◆ Stated task: Find every line in the records below that holds the word "Повышение", and copy it out.

◆ Data:
* Start *
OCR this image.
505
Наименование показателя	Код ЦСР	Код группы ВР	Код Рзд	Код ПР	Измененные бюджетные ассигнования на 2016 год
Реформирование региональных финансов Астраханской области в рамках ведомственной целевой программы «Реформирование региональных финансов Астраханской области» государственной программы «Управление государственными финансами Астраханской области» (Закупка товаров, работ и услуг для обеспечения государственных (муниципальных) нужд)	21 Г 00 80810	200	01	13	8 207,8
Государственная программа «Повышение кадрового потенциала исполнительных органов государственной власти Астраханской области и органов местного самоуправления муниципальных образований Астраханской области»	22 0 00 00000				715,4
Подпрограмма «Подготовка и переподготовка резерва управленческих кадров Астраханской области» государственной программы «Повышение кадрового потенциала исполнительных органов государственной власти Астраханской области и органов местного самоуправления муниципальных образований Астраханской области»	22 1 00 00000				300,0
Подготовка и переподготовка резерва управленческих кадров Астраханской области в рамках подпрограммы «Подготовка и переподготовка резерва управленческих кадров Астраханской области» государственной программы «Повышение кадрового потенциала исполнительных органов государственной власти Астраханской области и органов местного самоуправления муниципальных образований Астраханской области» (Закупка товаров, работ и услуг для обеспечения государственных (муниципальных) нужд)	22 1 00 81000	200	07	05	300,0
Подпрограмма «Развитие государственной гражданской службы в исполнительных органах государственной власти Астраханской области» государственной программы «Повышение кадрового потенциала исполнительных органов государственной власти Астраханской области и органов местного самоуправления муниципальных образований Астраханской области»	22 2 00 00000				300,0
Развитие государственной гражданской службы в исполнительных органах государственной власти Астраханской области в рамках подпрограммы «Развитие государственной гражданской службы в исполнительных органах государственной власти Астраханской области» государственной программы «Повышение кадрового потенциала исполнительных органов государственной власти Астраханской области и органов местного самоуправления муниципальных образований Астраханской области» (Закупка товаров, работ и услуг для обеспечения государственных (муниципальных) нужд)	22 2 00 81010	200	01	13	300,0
* End *
◆ Solution:
Государственная программа «Повышение кадрового потенциала исполнительных органов государственной власти Астраханской области и органов местного самоуправления муниципальных образований Астраханской области»	22 0 00 00000				715,4
Подпрограмма «Подготовка и переподготовка резерва управленческих кадров Астраханской области» государственной программы «Повышение кадрового потенциала исполнительных органов государственной власти Астраханской области и органов местного самоуправления муниципальных образований Астраханской области»	22 1 00 00000				300,0
Подготовка и переподготовка резерва управленческих кадров Астраханской области в рамках подпрограммы «Подготовка и переподготовка резерва управленческих кадров Астраханской области» государственной программы «Повышение кадрового потенциала исполнительных органов государственной власти Астраханской области и органов местного самоуправления муниципальных образований Астраханской области» (Закупка товаров, работ и услуг для обеспечения государственных (муниципальных) нужд)	22 1 00 81000	200	07	05	300,0
Подпрограмма «Развитие государственной гражданской службы в исполнительных органах государственной власти Астраханской области» государственной программы «Повышение кадрового потенциала исполнительных органов государственной власти Астраханской области и органов местного самоуправления муниципальных образований Астраханской области»	22 2 00 00000				300,0
Развитие государственной гражданской службы в исполнительных органах государственной власти Астраханской области в рамках подпрограммы «Развитие государственной гражданской службы в исполнительных органах государственной власти Астраханской области» государственной программы «Повышение кадрового потенциала исполнительных органов государственной власти Астраханской области и органов местного самоуправления муниципальных образований Астраханской области» (Закупка товаров, работ и услуг для обеспечения государственных (муниципальных) нужд)	22 2 00 81010	200	01	13	300,0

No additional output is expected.